▶ _Information supplied_:
=======

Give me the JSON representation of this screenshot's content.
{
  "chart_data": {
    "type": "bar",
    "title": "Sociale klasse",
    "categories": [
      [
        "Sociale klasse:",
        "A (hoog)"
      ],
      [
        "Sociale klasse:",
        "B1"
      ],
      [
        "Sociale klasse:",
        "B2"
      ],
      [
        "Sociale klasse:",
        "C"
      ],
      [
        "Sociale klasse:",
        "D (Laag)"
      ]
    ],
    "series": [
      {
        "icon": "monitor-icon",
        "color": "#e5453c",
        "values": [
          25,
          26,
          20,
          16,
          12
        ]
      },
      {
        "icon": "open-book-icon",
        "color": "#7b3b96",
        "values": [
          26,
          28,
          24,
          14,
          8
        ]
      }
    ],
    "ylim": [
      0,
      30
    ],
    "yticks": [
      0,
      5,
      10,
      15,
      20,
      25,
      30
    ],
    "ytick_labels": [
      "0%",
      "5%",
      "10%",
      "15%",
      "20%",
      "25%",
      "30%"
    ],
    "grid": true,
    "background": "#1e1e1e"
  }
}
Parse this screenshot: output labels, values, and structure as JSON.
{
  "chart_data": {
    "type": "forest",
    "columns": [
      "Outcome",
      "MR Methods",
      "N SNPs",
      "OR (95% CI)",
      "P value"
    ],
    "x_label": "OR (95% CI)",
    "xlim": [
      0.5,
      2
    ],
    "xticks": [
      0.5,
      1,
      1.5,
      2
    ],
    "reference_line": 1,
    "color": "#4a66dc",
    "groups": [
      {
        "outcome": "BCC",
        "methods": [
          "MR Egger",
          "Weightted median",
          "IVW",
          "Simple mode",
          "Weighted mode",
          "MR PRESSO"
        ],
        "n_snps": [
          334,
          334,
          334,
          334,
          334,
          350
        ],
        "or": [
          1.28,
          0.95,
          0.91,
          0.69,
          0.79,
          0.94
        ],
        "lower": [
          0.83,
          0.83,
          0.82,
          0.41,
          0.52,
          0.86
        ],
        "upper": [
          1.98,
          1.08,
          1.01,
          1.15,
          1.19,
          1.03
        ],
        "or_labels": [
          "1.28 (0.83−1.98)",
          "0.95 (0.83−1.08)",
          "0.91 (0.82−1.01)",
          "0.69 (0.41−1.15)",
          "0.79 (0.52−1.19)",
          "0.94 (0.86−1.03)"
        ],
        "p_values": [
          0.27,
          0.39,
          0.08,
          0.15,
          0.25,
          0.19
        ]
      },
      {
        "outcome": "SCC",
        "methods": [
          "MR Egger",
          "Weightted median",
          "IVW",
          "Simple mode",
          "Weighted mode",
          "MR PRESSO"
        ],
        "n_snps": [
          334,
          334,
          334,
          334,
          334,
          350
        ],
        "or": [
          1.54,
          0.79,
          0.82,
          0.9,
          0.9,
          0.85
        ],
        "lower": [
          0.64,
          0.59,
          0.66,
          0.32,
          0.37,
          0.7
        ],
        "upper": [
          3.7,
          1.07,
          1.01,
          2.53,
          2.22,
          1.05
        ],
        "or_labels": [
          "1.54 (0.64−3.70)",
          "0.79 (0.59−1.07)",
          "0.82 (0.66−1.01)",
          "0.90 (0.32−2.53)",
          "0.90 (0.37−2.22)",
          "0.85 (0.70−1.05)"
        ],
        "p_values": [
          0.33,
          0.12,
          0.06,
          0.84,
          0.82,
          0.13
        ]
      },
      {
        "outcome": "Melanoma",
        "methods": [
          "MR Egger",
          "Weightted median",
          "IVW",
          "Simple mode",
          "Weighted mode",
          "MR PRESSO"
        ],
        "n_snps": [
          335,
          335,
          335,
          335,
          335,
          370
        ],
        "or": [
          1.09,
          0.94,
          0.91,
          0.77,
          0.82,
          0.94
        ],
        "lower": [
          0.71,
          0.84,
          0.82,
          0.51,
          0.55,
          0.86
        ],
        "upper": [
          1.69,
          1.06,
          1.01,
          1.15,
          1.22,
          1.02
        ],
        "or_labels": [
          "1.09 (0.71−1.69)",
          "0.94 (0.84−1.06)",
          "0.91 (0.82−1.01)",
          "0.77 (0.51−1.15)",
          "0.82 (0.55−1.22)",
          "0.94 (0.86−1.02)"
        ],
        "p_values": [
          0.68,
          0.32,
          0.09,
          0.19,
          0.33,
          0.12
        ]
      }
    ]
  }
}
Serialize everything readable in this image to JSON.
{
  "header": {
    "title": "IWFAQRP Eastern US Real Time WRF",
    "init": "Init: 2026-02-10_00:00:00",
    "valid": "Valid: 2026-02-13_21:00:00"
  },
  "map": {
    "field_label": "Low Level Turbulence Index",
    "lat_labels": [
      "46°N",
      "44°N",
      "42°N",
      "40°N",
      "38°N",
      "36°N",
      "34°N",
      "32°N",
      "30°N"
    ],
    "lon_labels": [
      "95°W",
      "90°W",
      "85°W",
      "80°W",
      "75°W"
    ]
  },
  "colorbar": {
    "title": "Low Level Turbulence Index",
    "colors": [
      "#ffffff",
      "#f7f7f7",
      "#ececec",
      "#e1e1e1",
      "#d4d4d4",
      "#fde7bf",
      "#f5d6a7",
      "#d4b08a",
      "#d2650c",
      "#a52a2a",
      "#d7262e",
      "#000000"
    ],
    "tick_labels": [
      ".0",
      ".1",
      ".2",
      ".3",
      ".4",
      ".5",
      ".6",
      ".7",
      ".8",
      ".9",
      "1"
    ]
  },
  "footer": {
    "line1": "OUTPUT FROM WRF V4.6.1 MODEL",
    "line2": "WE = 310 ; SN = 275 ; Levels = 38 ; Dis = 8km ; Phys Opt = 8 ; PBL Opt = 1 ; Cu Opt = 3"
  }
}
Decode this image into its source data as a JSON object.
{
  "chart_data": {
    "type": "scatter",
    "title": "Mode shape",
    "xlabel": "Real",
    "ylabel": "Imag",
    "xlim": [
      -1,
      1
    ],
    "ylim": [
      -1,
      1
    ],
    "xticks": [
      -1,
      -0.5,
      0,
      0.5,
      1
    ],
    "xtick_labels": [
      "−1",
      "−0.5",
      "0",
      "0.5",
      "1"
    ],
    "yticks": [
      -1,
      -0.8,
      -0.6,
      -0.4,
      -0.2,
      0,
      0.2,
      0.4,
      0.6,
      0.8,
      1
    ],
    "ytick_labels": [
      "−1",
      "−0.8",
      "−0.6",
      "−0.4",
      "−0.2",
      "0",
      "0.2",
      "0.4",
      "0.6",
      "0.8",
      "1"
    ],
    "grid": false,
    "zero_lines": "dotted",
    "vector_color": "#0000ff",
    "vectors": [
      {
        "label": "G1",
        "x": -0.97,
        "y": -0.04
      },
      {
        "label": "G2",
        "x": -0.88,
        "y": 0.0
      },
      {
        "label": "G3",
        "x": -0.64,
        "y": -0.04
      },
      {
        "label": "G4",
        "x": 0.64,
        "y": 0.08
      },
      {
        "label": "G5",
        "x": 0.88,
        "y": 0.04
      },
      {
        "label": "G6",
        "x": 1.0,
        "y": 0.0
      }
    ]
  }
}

=======

▶ _What you will do_: Repeat all of the records above exactly as they appear.

▶ _Written answer_:
Give me the JSON representation of this screenshot's content.
{
  "chart_data": {
    "type": "bar",
    "title": "Sociale klasse",
    "categories": [
      [
        "Sociale klasse:",
        "A (hoog)"
      ],
      [
        "Sociale klasse:",
        "B1"
      ],
      [
        "Sociale klasse:",
        "B2"
      ],
      [
        "Sociale klasse:",
        "C"
      ],
      [
        "Sociale klasse:",
        "D (Laag)"
      ]
    ],
    "series": [
      {
        "icon": "monitor-icon",
        "color": "#e5453c",
        "values": [
          25,
          26,
          20,
          16,
          12
        ]
      },
      {
        "icon": "open-book-icon",
        "color": "#7b3b96",
        "values": [
          26,
          28,
          24,
          14,
          8
        ]
      }
    ],
    "ylim": [
      0,
      30
    ],
    "yticks": [
      0,
      5,
      10,
      15,
      20,
      25,
      30
    ],
    "ytick_labels": [
      "0%",
      "5%",
      "10%",
      "15%",
      "20%",
      "25%",
      "30%"
    ],
    "grid": true,
    "background": "#1e1e1e"
  }
}
Parse this screenshot: output labels, values, and structure as JSON.
{
  "chart_data": {
    "type": "forest",
    "columns": [
      "Outcome",
      "MR Methods",
      "N SNPs",
      "OR (95% CI)",
      "P value"
    ],
    "x_label": "OR (95% CI)",
    "xlim": [
      0.5,
      2
    ],
    "xticks": [
      0.5,
      1,
      1.5,
      2
    ],
    "reference_line": 1,
    "color": "#4a66dc",
    "groups": [
      {
        "outcome": "BCC",
        "methods": [
          "MR Egger",
          "Weightted median",
          "IVW",
          "Simple mode",
          "Weighted mode",
          "MR PRESSO"
        ],
        "n_snps": [
          334,
          334,
          334,
          334,
          334,
          350
        ],
        "or": [
          1.28,
          0.95,
          0.91,
          0.69,
          0.79,
          0.94
        ],
        "lower": [
          0.83,
          0.83,
          0.82,
          0.41,
          0.52,
          0.86
        ],
        "upper": [
          1.98,
          1.08,
          1.01,
          1.15,
          1.19,
          1.03
        ],
        "or_labels": [
          "1.28 (0.83−1.98)",
          "0.95 (0.83−1.08)",
          "0.91 (0.82−1.01)",
          "0.69 (0.41−1.15)",
          "0.79 (0.52−1.19)",
          "0.94 (0.86−1.03)"
        ],
        "p_values": [
          0.27,
          0.39,
          0.08,
          0.15,
          0.25,
          0.19
        ]
      },
      {
        "outcome": "SCC",
        "methods": [
          "MR Egger",
          "Weightted median",
          "IVW",
          "Simple mode",
          "Weighted mode",
          "MR PRESSO"
        ],
        "n_snps": [
          334,
          334,
          334,
          334,
          334,
          350
        ],
        "or": [
          1.54,
          0.79,
          0.82,
          0.9,
          0.9,
          0.85
        ],
        "lower": [
          0.64,
          0.59,
          0.66,
          0.32,
          0.37,
          0.7
        ],
        "upper": [
          3.7,
          1.07,
          1.01,
          2.53,
          2.22,
          1.05
        ],
        "or_labels": [
          "1.54 (0.64−3.70)",
          "0.79 (0.59−1.07)",
          "0.82 (0.66−1.01)",
          "0.90 (0.32−2.53)",
          "0.90 (0.37−2.22)",
          "0.85 (0.70−1.05)"
        ],
        "p_values": [
          0.33,
          0.12,
          0.06,
          0.84,
          0.82,
          0.13
        ]
      },
      {
        "outcome": "Melanoma",
        "methods": [
          "MR Egger",
          "Weightted median",
          "IVW",
          "Simple mode",
          "Weighted mode",
          "MR PRESSO"
        ],
        "n_snps": [
          335,
          335,
          335,
          335,
          335,
          370
        ],
        "or": [
          1.09,
          0.94,
          0.91,
          0.77,
          0.82,
          0.94
        ],
        "lower": [
          0.71,
          0.84,
          0.82,
          0.51,
          0.55,
          0.86
        ],
        "upper": [
          1.69,
          1.06,
          1.01,
          1.15,
          1.22,
          1.02
        ],
        "or_labels": [
          "1.09 (0.71−1.69)",
          "0.94 (0.84−1.06)",
          "0.91 (0.82−1.01)",
          "0.77 (0.51−1.15)",
          "0.82 (0.55−1.22)",
          "0.94 (0.86−1.02)"
        ],
        "p_values": [
          0.68,
          0.32,
          0.09,
          0.19,
          0.33,
          0.12
        ]
      }
    ]
  }
}
Serialize everything readable in this image to JSON.
{
  "header": {
    "title": "IWFAQRP Eastern US Real Time WRF",
    "init": "Init: 2026-02-10_00:00:00",
    "valid": "Valid: 2026-02-13_21:00:00"
  },
  "map": {
    "field_label": "Low Level Turbulence Index",
    "lat_labels": [
      "46°N",
      "44°N",
      "42°N",
      "40°N",
      "38°N",
      "36°N",
      "34°N",
      "32°N",
      "30°N"
    ],
    "lon_labels": [
      "95°W",
      "90°W",
      "85°W",
      "80°W",
      "75°W"
    ]
  },
  "colorbar": {
    "title": "Low Level Turbulence Index",
    "colors": [
      "#ffffff",
      "#f7f7f7",
      "#ececec",
      "#e1e1e1",
      "#d4d4d4",
      "#fde7bf",
      "#f5d6a7",
      "#d4b08a",
      "#d2650c",
      "#a52a2a",
      "#d7262e",
      "#000000"
    ],
    "tick_labels": [
      ".0",
      ".1",
      ".2",
      ".3",
      ".4",
      ".5",
      ".6",
      ".7",
      ".8",
      ".9",
      "1"
    ]
  },
  "footer": {
    "line1": "OUTPUT FROM WRF V4.6.1 MODEL",
    "line2": "WE = 310 ; SN = 275 ; Levels = 38 ; Dis = 8km ; Phys Opt = 8 ; PBL Opt = 1 ; Cu Opt = 3"
  }
}
Decode this image into its source data as a JSON object.
{
  "chart_data": {
    "type": "scatter",
    "title": "Mode shape",
    "xlabel": "Real",
    "ylabel": "Imag",
    "xlim": [
      -1,
      1
    ],
    "ylim": [
      -1,
      1
    ],
    "xticks": [
      -1,
      -0.5,
      0,
      0.5,
      1
    ],
    "xtick_labels": [
      "−1",
      "−0.5",
      "0",
      "0.5",
      "1"
    ],
    "yticks": [
      -1,
      -0.8,
      -0.6,
      -0.4,
      -0.2,
      0,
      0.2,
      0.4,
      0.6,
      0.8,
      1
    ],
    "ytick_labels": [
      "−1",
      "−0.8",
      "−0.6",
      "−0.4",
      "−0.2",
      "0",
      "0.2",
      "0.4",
      "0.6",
      "0.8",
      "1"
    ],
    "grid": false,
    "zero_lines": "dotted",
    "vector_color": "#0000ff",
    "vectors": [
      {
        "label": "G1",
        "x": -0.97,
        "y": -0.04
      },
      {
        "label": "G2",
        "x": -0.88,
        "y": 0.0
      },
      {
        "label": "G3",
        "x": -0.64,
        "y": -0.04
      },
      {
        "label": "G4",
        "x": 0.64,
        "y": 0.08
      },
      {
        "label": "G5",
        "x": 0.88,
        "y": 0.04
      },
      {
        "label": "G6",
        "x": 1.0,
        "y": 0.0
      }
    ]
  }
}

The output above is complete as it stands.